Paris Coffee Show – La tendance du « slow coffee » s’installe petit à petit en France – concevoir de boire un café autrement, réinventer les gestes
Le monde du café est entrain de vivre une nouvelle révolution, une tendance qui finalement est un peu un retour en arrière dans la méthode, mais innovante dans le fond car entre l’origine, la torréfaction, la mouture et la technique on se rend compte que tout est encore à réinventer.
Le café intéresse de plus en plus un public avisé, à tel point que se déroulait la semaine dernière le premier week-end » Paris Coffee Show « , l’occasion pour les acteurs du secteur de montrer leur savoir faire.
Source Afp
Prendre un café en terrasse à Paris fait partie des fantasmes touristiques, même si le breuvage y est réputé souvent mauvais. Cette image change pourtant progressivement, à la faveur d’un engouement pour les terroirs et de la mode du « slow coffee »
Le nombre de coffee shops explose à Paris mais aussi dans d’autres grandes villes dont Bordeaux, tout comme les ventes des robots à grains: les consommateurs redécouvrent les méthodes « douces« , inventées en France mais oubliées au profit de l’expresso à l’italienne. « Il se passe une chose formidable : les consommateurs savent qu’aujourd’hui on peut boire du café de qualité, de différentes façons, à différents moments et sous différentes formes« , explique à l’AFP Hippolyte Courty, historien, torréfacteur et auteur du livre « Café ».
Signe de ce dynamisme, la France a organisé pour la première fois un salon dédié au café, « Paris Coffee show« , qui s’est achevé lundi, avec concours de baristas, dégustations de cafés accompagnés de pâtisseries de Pierre Hermé ou de cocktails à base de café.
La torréfactrice brésilienne Daniela Capuano, qui détient le prestigieux titre de « Meilleur ouvrier de France« , parle d’un « changement incroyable ». « Il y a sept ans, quand je suis arrivée en France, l’expresso dans les bistrots était plus mauvais (qu’aujourd’hui). Les chefs découvrent un produit qui peut être travaillé, avoir les caractéristiques d’un terroir, comme le vin ou le fromage », souligne-t-elle.
En France, près de la moitié du café est consommé en capsules, mais c’est « un marché qui stagne », souligne David Serruys, président de la filière café française. « En revanche, on voit une progression énorme des robots à grains, de +55% » sur les quatre premiers mois de l’année.

:::

### Objectif A
Pouvez-vous reproduire fidèlement les lignes des enregistrements, en partant de la ligne qui contient « document-preview-icon — [394, 618, 482, 752] » et en allant jusqu'à la ligne qui contient « nav-item-kontakte[interactable]: KONTAKTE — », toutes deux incluses ?

### Données sources
:::

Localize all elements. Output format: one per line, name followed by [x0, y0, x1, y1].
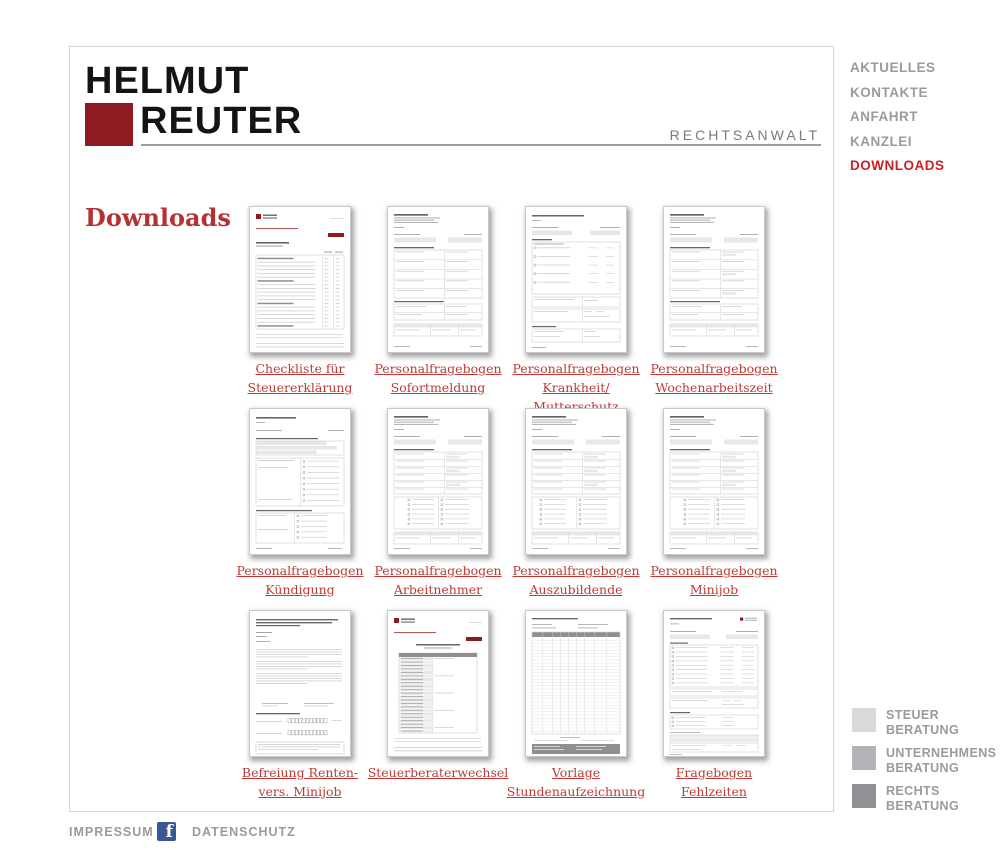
document-preview-icon — [394, 618, 482, 752]
legend-rechtsberatung[interactable]: RECHTS BERATUNG — [852, 784, 996, 814]
document-thumbnail[interactable] — [387, 610, 489, 757]
download-item: Vorlage Stundenaufzeichnung — [507, 610, 645, 812]
brand-logo[interactable]: HELMUT REUTER — [85, 60, 303, 146]
download-item: Personalfragebogen Wochenarbeitszeit — [645, 206, 783, 408]
download-link[interactable]: Personalfragebogen Auszubildende — [512, 563, 640, 597]
document-thumbnail[interactable] — [387, 206, 489, 353]
download-item: Checkliste für Steuererklärung — [231, 206, 369, 408]
document-thumbnail[interactable] — [249, 610, 351, 757]
download-item: Fragebogen Fehlzeiten — [645, 610, 783, 812]
document-thumbnail[interactable] — [663, 206, 765, 353]
nav-item-kanzlei[interactable]: KANZLEI — [850, 133, 912, 149]
page-title: Downloads — [85, 203, 231, 232]
document-preview-icon — [255, 619, 345, 755]
nav-item-anfahrt[interactable]: ANFAHRT — [850, 109, 918, 125]
download-link[interactable]: Personalfragebogen Kündigung — [236, 563, 364, 597]
steuerberatung-swatch-icon — [852, 708, 876, 732]
services-legend: STEUER BERATUNG UNTERNEHMENS BERATUNG RE… — [852, 708, 996, 822]
impressum-link[interactable]: IMPRESSUM — [69, 825, 154, 839]
download-item: Personalfragebogen Arbeitnehmer — [369, 408, 507, 610]
download-link[interactable]: Vorlage Stundenaufzeichnung — [506, 765, 646, 799]
brand-red-square — [85, 103, 133, 146]
legend-label-line2: BERATUNG — [886, 799, 960, 813]
document-preview-icon — [669, 416, 759, 549]
nav-item-downloads[interactable]: DOWNLOADS — [850, 158, 945, 174]
brand-name-line2: REUTER — [140, 100, 303, 142]
legend-steuerberatung[interactable]: STEUER BERATUNG — [852, 708, 996, 738]
nav-item-kontakte[interactable]: KONTAKTE — [850, 84, 928, 100]
document-thumbnail[interactable] — [249, 408, 351, 555]
document-preview-icon — [531, 215, 621, 348]
document-preview-icon — [255, 417, 345, 549]
download-link[interactable]: Personalfragebogen Arbeitnehmer — [374, 563, 502, 597]
facebook-icon[interactable]: f — [157, 822, 176, 841]
download-link[interactable]: Steuerberaterwechsel — [367, 765, 509, 780]
download-link[interactable]: Checkliste für Steuererklärung — [247, 361, 353, 395]
brand-name-line1: HELMUT — [85, 60, 250, 102]
unternehmensberatung-swatch-icon — [852, 746, 876, 770]
download-item: Befreiung Renten- vers. Minijob — [231, 610, 369, 812]
download-item: Personalfragebogen Minijob — [645, 408, 783, 610]
document-thumbnail[interactable] — [387, 408, 489, 555]
legend-unternehmensberatung[interactable]: UNTERNEHMENS BERATUNG — [852, 746, 996, 776]
legend-label-line1: STEUER — [886, 708, 940, 722]
download-link[interactable]: Personalfragebogen Wochenarbeitszeit — [650, 361, 778, 395]
header-rule — [141, 144, 821, 146]
nav-item-aktuelles[interactable]: AKTUELLES — [850, 60, 936, 75]
document-preview-icon — [393, 416, 483, 549]
download-item: Personalfragebogen Kündigung — [231, 408, 369, 610]
document-thumbnail[interactable] — [663, 408, 765, 555]
document-thumbnail[interactable] — [525, 610, 627, 757]
download-item: Personalfragebogen Sofortmeldung — [369, 206, 507, 408]
document-preview-icon — [393, 214, 483, 347]
download-link[interactable]: Personalfragebogen Minijob — [650, 563, 778, 597]
document-preview-icon — [531, 618, 621, 754]
download-link[interactable]: Befreiung Renten- vers. Minijob — [241, 765, 359, 799]
document-thumbnail[interactable] — [663, 610, 765, 757]
document-thumbnail[interactable] — [249, 206, 351, 353]
document-thumbnail[interactable] — [525, 408, 627, 555]
document-preview-icon — [255, 214, 345, 348]
document-thumbnail[interactable] — [525, 206, 627, 353]
rechtsberatung-swatch-icon — [852, 784, 876, 808]
legend-label-line2: BERATUNG — [886, 723, 960, 737]
downloads-grid: Checkliste für Steuererklärung Personalf… — [231, 206, 783, 812]
document-preview-icon — [531, 416, 621, 549]
datenschutz-link[interactable]: DATENSCHUTZ — [192, 825, 296, 839]
legend-label-line1: RECHTS — [886, 784, 940, 798]
legend-label-line1: UNTERNEHMENS — [886, 746, 997, 760]
main-nav: AKTUELLES KONTAKTE ANFAHRT KANZLEI DOWNL… — [850, 56, 945, 179]
document-preview-icon — [669, 617, 759, 755]
legend-label-line2: BERATUNG — [886, 761, 960, 775]
tagline: RECHTSANWALT — [669, 127, 820, 143]
document-preview-icon — [669, 214, 759, 347]
download-item: Personalfragebogen Krankheit/ Mutterschu… — [507, 206, 645, 414]
download-item: Personalfragebogen Auszubildende — [507, 408, 645, 610]
download-item: Steuerberaterwechsel — [368, 610, 508, 812]
download-link[interactable]: Personalfragebogen Sofortmeldung — [374, 361, 502, 395]
download-link[interactable]: Fragebogen Fehlzeiten — [675, 765, 753, 799]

:::

### Objectif B
Pouvez-vous transcrire mot pour mot le passage de l'article sur le slow coffee qui commence à « En France, près » et va jusqu'à « mois de l’année. » ?

### Bonne réponse A
document-preview-icon — [394, 618, 482, 752]
legend-rechtsberatung[interactable]: RECHTS BERATUNG — [852, 784, 996, 814]
document-thumbnail[interactable] — [387, 610, 489, 757]
download-item: Vorlage Stundenaufzeichnung — [507, 610, 645, 812]
brand-logo[interactable]: HELMUT REUTER — [85, 60, 303, 146]
download-item: Personalfragebogen Wochenarbeitszeit — [645, 206, 783, 408]
download-link[interactable]: Personalfragebogen Auszubildende — [512, 563, 640, 597]
document-thumbnail[interactable] — [387, 206, 489, 353]
download-item: Checkliste für Steuererklärung — [231, 206, 369, 408]
document-thumbnail[interactable] — [249, 610, 351, 757]
download-item: Fragebogen Fehlzeiten — [645, 610, 783, 812]
document-thumbnail[interactable] — [663, 206, 765, 353]
nav-item-kanzlei[interactable]: KANZLEI — [850, 133, 912, 149]
page-title: Downloads — [85, 203, 231, 232]
document-preview-icon — [255, 619, 345, 755]
nav-item-anfahrt[interactable]: ANFAHRT — [850, 109, 918, 125]
download-link[interactable]: Personalfragebogen Kündigung — [236, 563, 364, 597]
steuerberatung-swatch-icon — [852, 708, 876, 732]
services-legend: STEUER BERATUNG UNTERNEHMENS BERATUNG RE… — [852, 708, 996, 822]
impressum-link[interactable]: IMPRESSUM — [69, 825, 154, 839]
download-item: Personalfragebogen Arbeitnehmer — [369, 408, 507, 610]
download-link[interactable]: Vorlage Stundenaufzeichnung — [506, 765, 646, 799]
brand-red-square — [85, 103, 133, 146]
legend-label-line2: BERATUNG — [886, 799, 960, 813]
document-preview-icon — [669, 416, 759, 549]
nav-item-downloads[interactable]: DOWNLOADS — [850, 158, 945, 174]
brand-name-line2: REUTER — [140, 100, 303, 142]
legend-steuerberatung[interactable]: STEUER BERATUNG — [852, 708, 996, 738]
nav-item-kontakte[interactable]: KONTAKTE — [850, 84, 928, 100]

### Bonne réponse B
En France, près de la moitié du café est consommé en capsules, mais c’est « un marché qui stagne », souligne David Serruys, président de la filière café française. « En revanche, on voit une progression énorme des robots à grains, de +55% » sur les quatre premiers mois de l’année.